Item position entries:
_ _ _ _ _ _ _

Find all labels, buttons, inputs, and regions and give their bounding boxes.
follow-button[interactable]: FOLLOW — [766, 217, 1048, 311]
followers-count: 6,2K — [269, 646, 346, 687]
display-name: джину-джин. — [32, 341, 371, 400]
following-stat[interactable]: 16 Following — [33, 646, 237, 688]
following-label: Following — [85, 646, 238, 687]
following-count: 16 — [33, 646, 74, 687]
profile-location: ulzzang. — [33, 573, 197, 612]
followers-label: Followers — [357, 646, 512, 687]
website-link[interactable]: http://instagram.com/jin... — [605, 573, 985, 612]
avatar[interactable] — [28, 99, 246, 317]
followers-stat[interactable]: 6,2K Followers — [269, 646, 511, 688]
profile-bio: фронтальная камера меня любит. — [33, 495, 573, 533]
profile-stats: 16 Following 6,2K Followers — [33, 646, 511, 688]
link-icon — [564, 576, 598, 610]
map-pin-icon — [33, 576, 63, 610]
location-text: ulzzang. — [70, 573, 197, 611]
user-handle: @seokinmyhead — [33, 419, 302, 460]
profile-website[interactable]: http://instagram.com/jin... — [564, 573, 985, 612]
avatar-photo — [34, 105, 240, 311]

_ _ _ _ _ _ _

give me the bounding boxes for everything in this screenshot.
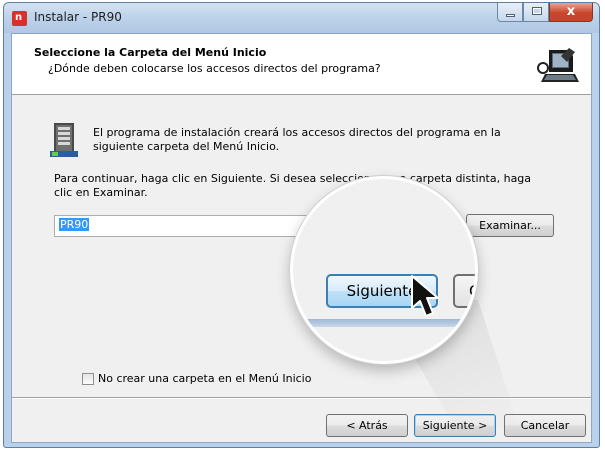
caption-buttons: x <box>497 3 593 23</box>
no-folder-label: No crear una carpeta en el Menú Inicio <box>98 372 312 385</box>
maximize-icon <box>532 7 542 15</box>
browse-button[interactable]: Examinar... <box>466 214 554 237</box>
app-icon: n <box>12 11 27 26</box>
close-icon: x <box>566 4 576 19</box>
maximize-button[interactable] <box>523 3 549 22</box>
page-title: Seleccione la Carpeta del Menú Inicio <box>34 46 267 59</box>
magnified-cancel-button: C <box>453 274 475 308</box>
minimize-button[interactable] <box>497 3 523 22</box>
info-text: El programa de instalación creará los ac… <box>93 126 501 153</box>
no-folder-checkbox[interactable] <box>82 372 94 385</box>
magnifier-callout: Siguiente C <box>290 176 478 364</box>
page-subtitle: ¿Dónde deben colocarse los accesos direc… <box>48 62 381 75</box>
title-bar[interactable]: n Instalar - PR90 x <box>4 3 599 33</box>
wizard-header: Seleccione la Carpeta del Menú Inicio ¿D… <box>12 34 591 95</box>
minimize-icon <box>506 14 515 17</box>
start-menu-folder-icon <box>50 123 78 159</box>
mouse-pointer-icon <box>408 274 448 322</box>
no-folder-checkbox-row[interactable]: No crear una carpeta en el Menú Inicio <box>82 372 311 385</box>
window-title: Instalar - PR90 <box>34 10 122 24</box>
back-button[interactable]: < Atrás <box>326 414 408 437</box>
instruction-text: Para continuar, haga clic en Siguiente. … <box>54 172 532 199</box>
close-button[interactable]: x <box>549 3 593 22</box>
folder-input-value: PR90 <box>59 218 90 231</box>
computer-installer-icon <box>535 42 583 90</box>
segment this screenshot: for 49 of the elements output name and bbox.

_ _ _ _ _ _ _

_PROBLEM REQUIREMENTS_:
Copy the lines of the records verbatim, beginning with the line that contains "caption-buttons: x <box>497 3 593 23</box>" and ending with the line that contains "segment this screenshot: for", both included.

_TASK OUTPUT_:
caption-buttons: x <box>497 3 593 23</box>
no-folder-label: No crear una carpeta en el Menú Inicio <box>98 372 312 385</box>
maximize-icon <box>532 7 542 15</box>
browse-button[interactable]: Examinar... <box>466 214 554 237</box>
app-icon: n <box>12 11 27 26</box>
close-icon: x <box>566 4 576 19</box>
maximize-button[interactable] <box>523 3 549 22</box>
page-title: Seleccione la Carpeta del Menú Inicio <box>34 46 267 59</box>
magnified-cancel-button: C <box>453 274 475 308</box>
minimize-button[interactable] <box>497 3 523 22</box>
info-text: El programa de instalación creará los ac… <box>93 126 501 153</box>
no-folder-checkbox[interactable] <box>82 372 94 385</box>
magnifier-callout: Siguiente C <box>290 176 478 364</box>
page-subtitle: ¿Dónde deben colocarse los accesos direc… <box>48 62 381 75</box>
title-bar[interactable]: n Instalar - PR90 x <box>4 3 599 33</box>
wizard-header: Seleccione la Carpeta del Menú Inicio ¿D… <box>12 34 591 95</box>
minimize-icon <box>506 14 515 17</box>
start-menu-folder-icon <box>50 123 78 159</box>
mouse-pointer-icon <box>408 274 448 322</box>
no-folder-checkbox-row[interactable]: No crear una carpeta en el Menú Inicio <box>82 372 311 385</box>
window-title: Instalar - PR90 <box>34 10 122 24</box>
back-button[interactable]: < Atrás <box>326 414 408 437</box>
instruction-text: Para continuar, haga clic en Siguiente. … <box>54 172 532 199</box>
close-button[interactable]: x <box>549 3 593 22</box>
folder-input-value: PR90 <box>59 218 90 231</box>
computer-installer-icon <box>535 42 583 90</box>
segment this screenshot: for 49 of the elements output name and bbox.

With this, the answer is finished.